> EXERCISE INSTRUCTIONS: Skip the pictures. Transcribe the rest of the data below without changing a word.
━━━━━ DATASET ROWS
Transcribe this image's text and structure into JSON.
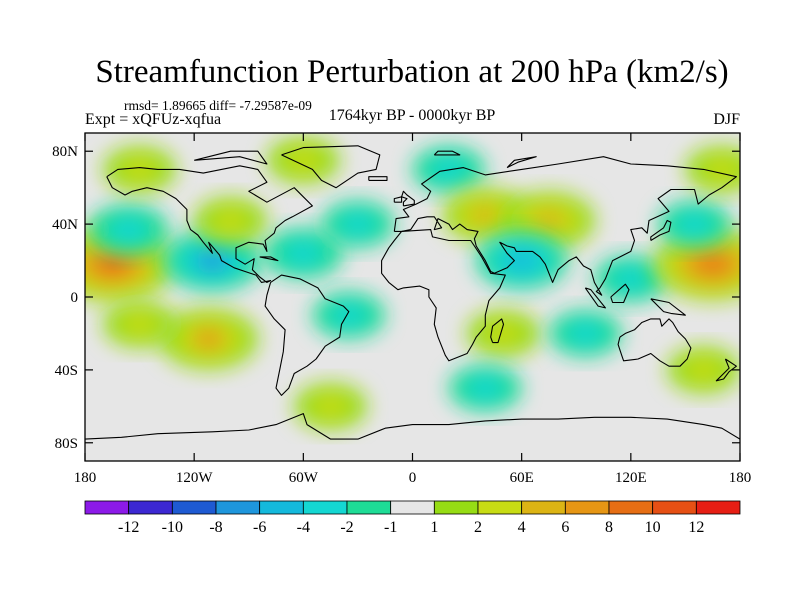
{
  "chart_data": {
    "type": "heatmap",
    "title": "Streamfunction Perturbation at 200 hPa (km2/s)",
    "stats": "rmsd= 1.89665 diff= -7.29587e-09",
    "left_label": "Expt = xQFUz-xqfua",
    "center_label": "1764kyr BP - 0000kyr BP",
    "right_label": "DJF",
    "projection": "cylindrical-equidistant",
    "xlim": [
      -180,
      180
    ],
    "ylim": [
      -90,
      90
    ],
    "x_ticks": [
      -180,
      -120,
      -60,
      0,
      60,
      120,
      180
    ],
    "x_tick_labels": [
      "180",
      "120W",
      "60W",
      "0",
      "60E",
      "120E",
      "180"
    ],
    "y_ticks": [
      80,
      40,
      0,
      -40,
      -80
    ],
    "y_tick_labels": [
      "80N",
      "40N",
      "0",
      "40S",
      "80S"
    ],
    "colorbar": {
      "colors": [
        "#8c1ae8",
        "#3c28d2",
        "#1e5ad2",
        "#1e96dc",
        "#14b9dc",
        "#14d7d2",
        "#1edc96",
        "#e6e6e6",
        "#96dc14",
        "#c8dc14",
        "#dcb414",
        "#e69614",
        "#e66e14",
        "#e65014",
        "#e61e14"
      ],
      "labels": [
        "-12",
        "-10",
        "-8",
        "-6",
        "-4",
        "-2",
        "-1",
        "1",
        "2",
        "4",
        "6",
        "8",
        "10",
        "12"
      ]
    },
    "anomalies": [
      {
        "lon": -165,
        "lat": 18,
        "value": 10
      },
      {
        "lon": -156,
        "lat": 37,
        "value": -3
      },
      {
        "lon": -60,
        "lat": 75,
        "value": 2
      },
      {
        "lon": 20,
        "lat": 70,
        "value": -2
      },
      {
        "lon": -150,
        "lat": 70,
        "value": 2
      },
      {
        "lon": -110,
        "lat": 20,
        "value": -6
      },
      {
        "lon": -60,
        "lat": 24,
        "value": -3
      },
      {
        "lon": -35,
        "lat": -10,
        "value": -2
      },
      {
        "lon": -112,
        "lat": -23,
        "value": 6
      },
      {
        "lon": -150,
        "lat": -15,
        "value": 2
      },
      {
        "lon": -100,
        "lat": 42,
        "value": 2
      },
      {
        "lon": -30,
        "lat": 40,
        "value": -2
      },
      {
        "lon": 40,
        "lat": 45,
        "value": 4
      },
      {
        "lon": 75,
        "lat": 42,
        "value": 5
      },
      {
        "lon": 60,
        "lat": 20,
        "value": -5
      },
      {
        "lon": 120,
        "lat": 10,
        "value": -2
      },
      {
        "lon": 165,
        "lat": 18,
        "value": 9
      },
      {
        "lon": 155,
        "lat": 40,
        "value": -2
      },
      {
        "lon": 170,
        "lat": 70,
        "value": 2
      },
      {
        "lon": 50,
        "lat": -20,
        "value": 2
      },
      {
        "lon": 95,
        "lat": -20,
        "value": -2
      },
      {
        "lon": -45,
        "lat": -60,
        "value": 2
      },
      {
        "lon": 40,
        "lat": -50,
        "value": -2
      },
      {
        "lon": 160,
        "lat": -40,
        "value": 2
      }
    ]
  }
}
━━━━━━━━━━
> REPLY TO THE TASK:
Transcribe this image's text and structure into JSON.
{
  "chart_data": {
    "type": "heatmap",
    "title": "Streamfunction Perturbation at 200 hPa (km2/s)",
    "stats": "rmsd= 1.89665 diff= -7.29587e-09",
    "left_label": "Expt = xQFUz-xqfua",
    "center_label": "1764kyr BP - 0000kyr BP",
    "right_label": "DJF",
    "projection": "cylindrical-equidistant",
    "xlim": [
      -180,
      180
    ],
    "ylim": [
      -90,
      90
    ],
    "x_ticks": [
      -180,
      -120,
      -60,
      0,
      60,
      120,
      180
    ],
    "x_tick_labels": [
      "180",
      "120W",
      "60W",
      "0",
      "60E",
      "120E",
      "180"
    ],
    "y_ticks": [
      80,
      40,
      0,
      -40,
      -80
    ],
    "y_tick_labels": [
      "80N",
      "40N",
      "0",
      "40S",
      "80S"
    ],
    "colorbar": {
      "colors": [
        "#8c1ae8",
        "#3c28d2",
        "#1e5ad2",
        "#1e96dc",
        "#14b9dc",
        "#14d7d2",
        "#1edc96",
        "#e6e6e6",
        "#96dc14",
        "#c8dc14",
        "#dcb414",
        "#e69614",
        "#e66e14",
        "#e65014",
        "#e61e14"
      ],
      "labels": [
        "-12",
        "-10",
        "-8",
        "-6",
        "-4",
        "-2",
        "-1",
        "1",
        "2",
        "4",
        "6",
        "8",
        "10",
        "12"
      ]
    },
    "anomalies": [
      {
        "lon": -165,
        "lat": 18,
        "value": 10
      },
      {
        "lon": -156,
        "lat": 37,
        "value": -3
      },
      {
        "lon": -60,
        "lat": 75,
        "value": 2
      },
      {
        "lon": 20,
        "lat": 70,
        "value": -2
      },
      {
        "lon": -150,
        "lat": 70,
        "value": 2
      },
      {
        "lon": -110,
        "lat": 20,
        "value": -6
      },
      {
        "lon": -60,
        "lat": 24,
        "value": -3
      },
      {
        "lon": -35,
        "lat": -10,
        "value": -2
      },
      {
        "lon": -112,
        "lat": -23,
        "value": 6
      },
      {
        "lon": -150,
        "lat": -15,
        "value": 2
      },
      {
        "lon": -100,
        "lat": 42,
        "value": 2
      },
      {
        "lon": -30,
        "lat": 40,
        "value": -2
      },
      {
        "lon": 40,
        "lat": 45,
        "value": 4
      },
      {
        "lon": 75,
        "lat": 42,
        "value": 5
      },
      {
        "lon": 60,
        "lat": 20,
        "value": -5
      },
      {
        "lon": 120,
        "lat": 10,
        "value": -2
      },
      {
        "lon": 165,
        "lat": 18,
        "value": 9
      },
      {
        "lon": 155,
        "lat": 40,
        "value": -2
      },
      {
        "lon": 170,
        "lat": 70,
        "value": 2
      },
      {
        "lon": 50,
        "lat": -20,
        "value": 2
      },
      {
        "lon": 95,
        "lat": -20,
        "value": -2
      },
      {
        "lon": -45,
        "lat": -60,
        "value": 2
      },
      {
        "lon": 40,
        "lat": -50,
        "value": -2
      },
      {
        "lon": 160,
        "lat": -40,
        "value": 2
      }
    ]
  }
}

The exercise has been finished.